▸ Stated goal: Provide the count of lines that hold "dans" and no other output.

▸ Extracted data entries:
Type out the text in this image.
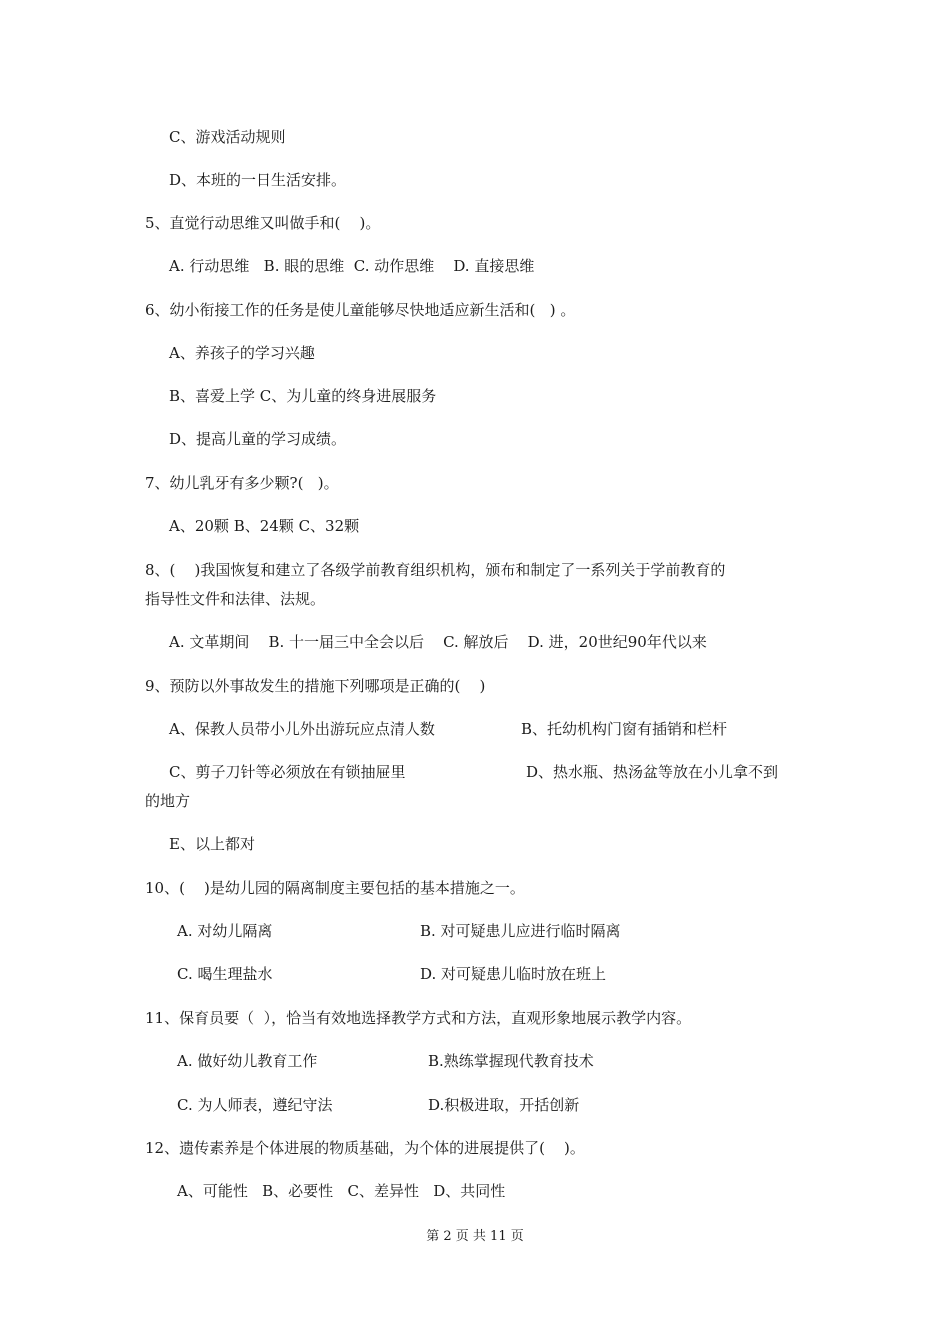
C、游戏活动规则
D、本班的一日生活安排。
5、直觉行动思维又叫做手和(    )。
A. 行动思维   B. 眼的思维  C. 动作思维    D. 直接思维
6、幼小衔接工作的任务是使儿童能够尽快地适应新生活和(   ) 。
A、养孩子的学习兴趣
B、喜爱上学 C、为儿童的终身进展服务
D、提高儿童的学习成绩。
7、幼儿乳牙有多少颗?(   )。
A、20颗 B、24颗 C、32颗
8、(    )我国恢复和建立了各级学前教育组织机构，颁布和制定了一系列关于学前教育的
指导性文件和法律、法规。
A. 文革期间    B. 十一届三中全会以后    C. 解放后    D. 进，20世纪90年代以来
9、预防以外事故发生的措施下列哪项是正确的(    )
A、保教人员带小儿外出游玩应点清人数	B、托幼机构门窗有插销和栏杆
C、剪子刀针等必须放在有锁抽屉里	D、热水瓶、热汤盆等放在小儿拿不到
的地方
E、以上都对
10、(    )是幼儿园的隔离制度主要包括的基本措施之一。
A. 对幼儿隔离	B. 对可疑患儿应进行临时隔离
C. 喝生理盐水	D. 对可疑患儿临时放在班上
11、保育员要（  ），恰当有效地选择教学方式和方法，直观形象地展示教学内容。
A. 做好幼儿教育工作	B.熟练掌握现代教育技术
C. 为人师表，遵纪守法	D.积极进取，开括创新
12、遗传素养是个体进展的物质基础，为个体的进展提供了(    )。
A、可能性   B、必要性   C、差异性   D、共同性
第 2 页 共 11 页
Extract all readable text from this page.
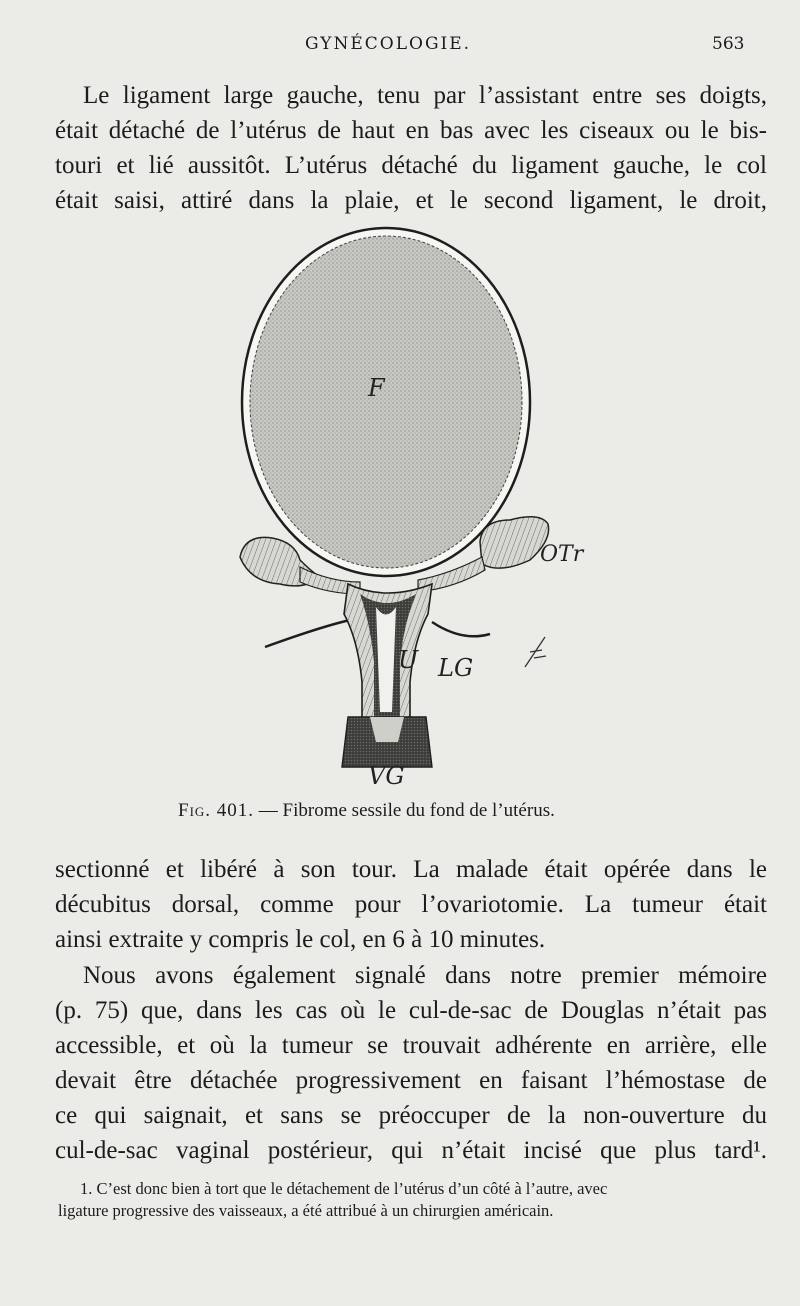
GYNÉCOLOGIE.	563
Le ligament large gauche, tenu par l’assistant entre ses doigts,
était détaché de l’utérus de haut en bas avec les ciseaux ou le bis-
touri et lié aussitôt. L’utérus détaché du ligament gauche, le col
était saisi, attiré dans la plaie, et le second ligament, le droit,
F
OTr
U LG
VG
Fig. 401. — Fibrome sessile du fond de l’utérus.
sectionné et libéré à son tour. La malade était opérée dans le
décubitus dorsal, comme pour l’ovariotomie. La tumeur était
ainsi extraite y compris le col, en 6 à 10 minutes.
Nous avons également signalé dans notre premier mémoire
(p. 75) que, dans les cas où le cul-de-sac de Douglas n’était pas
accessible, et où la tumeur se trouvait adhérente en arrière, elle
devait être détachée progressivement en faisant l’hémostase de
ce qui saignait, et sans se préoccuper de la non-ouverture du
cul-de-sac vaginal postérieur, qui n’était incisé que plus tard¹.
1. C’est donc bien à tort que le détachement de l’utérus d’un côté à l’autre, avec
ligature progressive des vaisseaux, a été attribué à un chirurgien américain.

▸ Answer for the task: 4